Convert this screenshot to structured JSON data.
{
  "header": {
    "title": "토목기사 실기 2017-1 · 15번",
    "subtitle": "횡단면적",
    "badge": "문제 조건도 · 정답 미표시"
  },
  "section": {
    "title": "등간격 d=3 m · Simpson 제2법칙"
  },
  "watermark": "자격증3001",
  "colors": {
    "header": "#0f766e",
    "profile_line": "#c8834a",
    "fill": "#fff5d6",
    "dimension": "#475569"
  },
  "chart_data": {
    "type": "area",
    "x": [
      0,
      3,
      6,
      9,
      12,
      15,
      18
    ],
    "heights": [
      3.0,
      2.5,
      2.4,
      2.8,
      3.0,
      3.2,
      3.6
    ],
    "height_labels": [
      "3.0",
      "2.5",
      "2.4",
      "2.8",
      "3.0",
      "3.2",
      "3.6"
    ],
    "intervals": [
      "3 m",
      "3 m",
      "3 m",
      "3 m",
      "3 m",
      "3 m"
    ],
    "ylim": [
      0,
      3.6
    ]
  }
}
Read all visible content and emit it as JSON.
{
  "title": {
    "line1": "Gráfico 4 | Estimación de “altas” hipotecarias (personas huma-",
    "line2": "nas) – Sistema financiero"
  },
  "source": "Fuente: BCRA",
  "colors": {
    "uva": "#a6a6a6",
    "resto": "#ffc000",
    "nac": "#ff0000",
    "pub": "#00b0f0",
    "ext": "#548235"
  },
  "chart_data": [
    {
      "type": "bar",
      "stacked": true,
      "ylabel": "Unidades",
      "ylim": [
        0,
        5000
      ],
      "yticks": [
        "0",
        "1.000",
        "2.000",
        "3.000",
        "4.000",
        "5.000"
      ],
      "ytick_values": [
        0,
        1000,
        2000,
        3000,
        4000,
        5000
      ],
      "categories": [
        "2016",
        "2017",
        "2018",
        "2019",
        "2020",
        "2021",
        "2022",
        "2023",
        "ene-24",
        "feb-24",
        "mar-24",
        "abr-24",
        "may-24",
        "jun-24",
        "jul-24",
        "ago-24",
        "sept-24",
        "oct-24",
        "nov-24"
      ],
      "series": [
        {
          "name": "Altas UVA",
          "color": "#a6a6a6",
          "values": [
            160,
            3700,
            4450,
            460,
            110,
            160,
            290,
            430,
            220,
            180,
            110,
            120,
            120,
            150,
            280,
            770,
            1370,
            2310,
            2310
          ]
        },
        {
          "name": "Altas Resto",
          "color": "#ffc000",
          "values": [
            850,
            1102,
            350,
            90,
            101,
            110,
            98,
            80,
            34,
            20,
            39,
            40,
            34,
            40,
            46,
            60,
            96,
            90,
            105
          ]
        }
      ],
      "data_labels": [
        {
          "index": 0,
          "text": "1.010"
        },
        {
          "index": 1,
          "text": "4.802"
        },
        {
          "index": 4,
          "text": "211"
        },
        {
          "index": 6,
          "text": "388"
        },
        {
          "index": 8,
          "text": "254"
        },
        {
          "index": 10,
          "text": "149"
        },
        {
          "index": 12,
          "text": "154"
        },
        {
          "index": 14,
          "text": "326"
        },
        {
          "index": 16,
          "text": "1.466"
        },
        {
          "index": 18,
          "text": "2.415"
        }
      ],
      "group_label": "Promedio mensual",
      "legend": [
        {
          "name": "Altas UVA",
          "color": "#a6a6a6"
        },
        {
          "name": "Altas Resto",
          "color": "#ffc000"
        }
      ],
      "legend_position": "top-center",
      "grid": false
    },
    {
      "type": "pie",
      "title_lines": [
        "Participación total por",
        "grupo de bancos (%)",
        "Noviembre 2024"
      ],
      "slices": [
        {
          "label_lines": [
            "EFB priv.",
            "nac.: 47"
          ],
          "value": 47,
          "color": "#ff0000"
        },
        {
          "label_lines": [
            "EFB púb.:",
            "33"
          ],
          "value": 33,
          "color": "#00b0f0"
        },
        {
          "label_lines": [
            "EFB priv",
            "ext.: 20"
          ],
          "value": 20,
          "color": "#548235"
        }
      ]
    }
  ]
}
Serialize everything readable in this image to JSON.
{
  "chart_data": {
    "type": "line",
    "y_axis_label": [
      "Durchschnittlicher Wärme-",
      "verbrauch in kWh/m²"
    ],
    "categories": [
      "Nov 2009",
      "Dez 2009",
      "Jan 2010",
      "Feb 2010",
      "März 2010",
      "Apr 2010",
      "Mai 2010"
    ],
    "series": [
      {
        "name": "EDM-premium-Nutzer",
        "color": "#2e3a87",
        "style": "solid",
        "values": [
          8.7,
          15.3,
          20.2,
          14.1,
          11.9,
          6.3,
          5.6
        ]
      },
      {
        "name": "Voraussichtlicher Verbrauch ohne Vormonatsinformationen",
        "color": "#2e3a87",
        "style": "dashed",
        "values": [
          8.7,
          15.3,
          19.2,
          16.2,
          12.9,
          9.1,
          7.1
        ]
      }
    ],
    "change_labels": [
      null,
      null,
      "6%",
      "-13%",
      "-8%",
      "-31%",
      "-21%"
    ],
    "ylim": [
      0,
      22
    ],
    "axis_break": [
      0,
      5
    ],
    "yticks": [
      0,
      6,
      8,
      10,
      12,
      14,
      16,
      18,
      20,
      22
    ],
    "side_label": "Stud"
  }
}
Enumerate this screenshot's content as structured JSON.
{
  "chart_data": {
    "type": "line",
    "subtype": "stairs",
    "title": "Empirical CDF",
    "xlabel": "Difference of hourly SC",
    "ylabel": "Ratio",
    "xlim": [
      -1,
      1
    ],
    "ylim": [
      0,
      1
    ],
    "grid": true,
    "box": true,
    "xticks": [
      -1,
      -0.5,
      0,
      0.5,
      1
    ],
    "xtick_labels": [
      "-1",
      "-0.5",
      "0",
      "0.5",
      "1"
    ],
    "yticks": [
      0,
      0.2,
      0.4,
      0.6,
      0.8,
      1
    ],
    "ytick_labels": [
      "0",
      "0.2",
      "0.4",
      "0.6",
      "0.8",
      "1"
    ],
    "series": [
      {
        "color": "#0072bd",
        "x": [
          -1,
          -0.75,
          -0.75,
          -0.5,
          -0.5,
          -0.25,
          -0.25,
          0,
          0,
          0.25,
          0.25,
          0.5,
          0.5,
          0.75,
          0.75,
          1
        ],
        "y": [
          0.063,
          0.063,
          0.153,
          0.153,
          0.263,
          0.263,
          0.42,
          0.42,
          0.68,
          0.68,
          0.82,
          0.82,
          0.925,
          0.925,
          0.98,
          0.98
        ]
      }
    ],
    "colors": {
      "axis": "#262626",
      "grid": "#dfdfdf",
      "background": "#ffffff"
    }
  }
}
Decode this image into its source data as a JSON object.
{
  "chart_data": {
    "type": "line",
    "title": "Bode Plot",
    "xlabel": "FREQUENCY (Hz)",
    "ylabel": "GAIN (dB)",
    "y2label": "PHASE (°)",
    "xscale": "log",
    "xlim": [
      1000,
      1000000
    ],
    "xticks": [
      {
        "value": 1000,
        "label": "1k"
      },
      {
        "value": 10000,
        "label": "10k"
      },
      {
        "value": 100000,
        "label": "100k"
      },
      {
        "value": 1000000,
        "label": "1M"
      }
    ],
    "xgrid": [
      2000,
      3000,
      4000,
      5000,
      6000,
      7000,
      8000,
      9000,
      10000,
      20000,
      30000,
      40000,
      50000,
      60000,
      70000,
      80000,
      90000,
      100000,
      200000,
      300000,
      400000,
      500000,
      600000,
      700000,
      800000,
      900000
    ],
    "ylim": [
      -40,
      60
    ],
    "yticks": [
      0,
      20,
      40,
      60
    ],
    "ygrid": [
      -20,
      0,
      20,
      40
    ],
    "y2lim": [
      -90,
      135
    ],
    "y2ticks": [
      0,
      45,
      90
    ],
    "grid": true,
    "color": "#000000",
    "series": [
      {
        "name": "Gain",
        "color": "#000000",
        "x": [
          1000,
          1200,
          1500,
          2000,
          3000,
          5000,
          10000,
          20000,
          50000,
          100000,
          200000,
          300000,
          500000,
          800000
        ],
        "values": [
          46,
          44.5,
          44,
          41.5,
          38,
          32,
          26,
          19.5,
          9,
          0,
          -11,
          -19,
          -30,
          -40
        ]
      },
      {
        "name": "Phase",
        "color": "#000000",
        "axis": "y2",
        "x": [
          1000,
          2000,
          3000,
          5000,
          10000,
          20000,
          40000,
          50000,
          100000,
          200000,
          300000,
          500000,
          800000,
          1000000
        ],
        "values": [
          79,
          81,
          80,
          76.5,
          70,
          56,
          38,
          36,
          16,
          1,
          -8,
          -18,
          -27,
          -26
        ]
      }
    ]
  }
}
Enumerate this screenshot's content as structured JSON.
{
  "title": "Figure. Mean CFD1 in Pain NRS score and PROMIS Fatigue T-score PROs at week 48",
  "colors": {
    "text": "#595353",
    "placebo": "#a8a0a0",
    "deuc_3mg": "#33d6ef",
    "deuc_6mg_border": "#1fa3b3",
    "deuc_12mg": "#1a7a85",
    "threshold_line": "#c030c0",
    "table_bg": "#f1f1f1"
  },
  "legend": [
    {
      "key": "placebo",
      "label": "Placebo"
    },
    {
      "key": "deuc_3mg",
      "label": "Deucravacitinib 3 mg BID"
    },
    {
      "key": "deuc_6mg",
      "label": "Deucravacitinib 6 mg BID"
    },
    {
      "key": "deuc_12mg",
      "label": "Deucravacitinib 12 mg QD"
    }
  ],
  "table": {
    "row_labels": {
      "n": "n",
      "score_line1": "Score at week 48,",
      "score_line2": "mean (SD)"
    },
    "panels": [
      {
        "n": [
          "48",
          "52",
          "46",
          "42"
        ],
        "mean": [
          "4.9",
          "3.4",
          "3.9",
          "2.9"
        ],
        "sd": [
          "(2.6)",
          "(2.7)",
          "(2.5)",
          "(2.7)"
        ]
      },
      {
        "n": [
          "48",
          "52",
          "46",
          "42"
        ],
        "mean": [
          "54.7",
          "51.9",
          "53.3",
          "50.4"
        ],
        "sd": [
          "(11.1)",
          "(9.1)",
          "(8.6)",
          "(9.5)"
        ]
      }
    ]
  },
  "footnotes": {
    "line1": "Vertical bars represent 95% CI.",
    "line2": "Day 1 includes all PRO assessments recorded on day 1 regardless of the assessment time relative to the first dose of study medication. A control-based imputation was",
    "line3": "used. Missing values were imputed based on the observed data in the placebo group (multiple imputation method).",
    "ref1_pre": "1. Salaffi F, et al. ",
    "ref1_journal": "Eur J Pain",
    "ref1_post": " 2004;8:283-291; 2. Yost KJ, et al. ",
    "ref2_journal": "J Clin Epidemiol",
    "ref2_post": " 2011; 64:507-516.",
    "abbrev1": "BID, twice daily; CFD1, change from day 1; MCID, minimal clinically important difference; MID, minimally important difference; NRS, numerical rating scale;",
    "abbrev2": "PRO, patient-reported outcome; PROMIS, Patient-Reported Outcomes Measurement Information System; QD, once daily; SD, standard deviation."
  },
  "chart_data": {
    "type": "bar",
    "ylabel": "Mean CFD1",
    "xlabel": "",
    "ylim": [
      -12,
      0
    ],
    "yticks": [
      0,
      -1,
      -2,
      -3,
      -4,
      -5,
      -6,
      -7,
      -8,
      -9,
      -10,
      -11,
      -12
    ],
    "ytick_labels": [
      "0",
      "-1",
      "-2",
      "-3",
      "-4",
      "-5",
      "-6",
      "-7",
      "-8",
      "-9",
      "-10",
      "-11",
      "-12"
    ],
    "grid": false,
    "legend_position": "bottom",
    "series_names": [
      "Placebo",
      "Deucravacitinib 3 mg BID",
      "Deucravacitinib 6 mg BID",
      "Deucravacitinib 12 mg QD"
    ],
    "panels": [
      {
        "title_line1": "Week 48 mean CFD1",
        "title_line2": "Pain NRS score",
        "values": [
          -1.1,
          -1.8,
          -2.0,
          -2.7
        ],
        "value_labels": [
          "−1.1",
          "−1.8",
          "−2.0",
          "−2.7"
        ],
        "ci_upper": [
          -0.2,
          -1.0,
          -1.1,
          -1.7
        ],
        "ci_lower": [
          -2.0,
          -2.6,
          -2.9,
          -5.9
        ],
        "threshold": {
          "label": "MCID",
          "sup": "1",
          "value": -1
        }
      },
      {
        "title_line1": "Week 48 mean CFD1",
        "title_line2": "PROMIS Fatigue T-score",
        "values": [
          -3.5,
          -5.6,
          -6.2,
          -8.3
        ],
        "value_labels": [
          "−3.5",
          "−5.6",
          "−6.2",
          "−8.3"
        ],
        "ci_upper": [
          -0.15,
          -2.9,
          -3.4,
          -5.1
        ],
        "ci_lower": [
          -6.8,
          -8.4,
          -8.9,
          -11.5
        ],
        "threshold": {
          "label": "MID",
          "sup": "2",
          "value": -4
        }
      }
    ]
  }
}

### What is expected
Write only the number of lines in the data above that include "source".

### Answer in full
2